**What to work on:** Copy out exactly each line from the line with "What text is on this page?" through the last line of the material below.

----- Dataset records -----

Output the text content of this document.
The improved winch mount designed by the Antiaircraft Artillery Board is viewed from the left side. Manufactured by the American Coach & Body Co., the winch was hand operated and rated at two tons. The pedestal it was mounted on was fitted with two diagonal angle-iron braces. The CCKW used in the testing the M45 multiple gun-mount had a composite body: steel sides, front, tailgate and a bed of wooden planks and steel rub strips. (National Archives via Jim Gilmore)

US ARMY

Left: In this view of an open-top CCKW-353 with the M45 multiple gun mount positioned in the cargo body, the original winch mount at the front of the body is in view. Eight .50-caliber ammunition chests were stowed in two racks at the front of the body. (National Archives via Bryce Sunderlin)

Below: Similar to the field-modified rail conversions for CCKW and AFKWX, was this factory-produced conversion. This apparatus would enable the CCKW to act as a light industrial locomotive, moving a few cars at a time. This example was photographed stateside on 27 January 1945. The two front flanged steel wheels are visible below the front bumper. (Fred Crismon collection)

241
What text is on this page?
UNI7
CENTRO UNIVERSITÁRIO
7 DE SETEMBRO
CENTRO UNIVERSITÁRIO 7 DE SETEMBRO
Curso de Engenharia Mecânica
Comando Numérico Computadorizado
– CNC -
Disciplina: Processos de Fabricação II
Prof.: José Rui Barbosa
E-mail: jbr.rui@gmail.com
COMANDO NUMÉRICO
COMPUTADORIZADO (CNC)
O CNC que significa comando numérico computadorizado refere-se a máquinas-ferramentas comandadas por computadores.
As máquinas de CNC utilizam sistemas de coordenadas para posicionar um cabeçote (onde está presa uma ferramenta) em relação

-----

**Reply to the task:**
What text is on this page?
UNI7
CENTRO UNIVERSITÁRIO
7 DE SETEMBRO
CENTRO UNIVERSITÁRIO 7 DE SETEMBRO
Curso de Engenharia Mecânica
Comando Numérico Computadorizado
– CNC -
Disciplina: Processos de Fabricação II
Prof.: José Rui Barbosa
E-mail: jbr.rui@gmail.com
COMANDO NUMÉRICO
COMPUTADORIZADO (CNC)
O CNC que significa comando numérico computadorizado refere-se a máquinas-ferramentas comandadas por computadores.
As máquinas de CNC utilizam sistemas de coordenadas para posicionar um cabeçote (onde está presa uma ferramenta) em relação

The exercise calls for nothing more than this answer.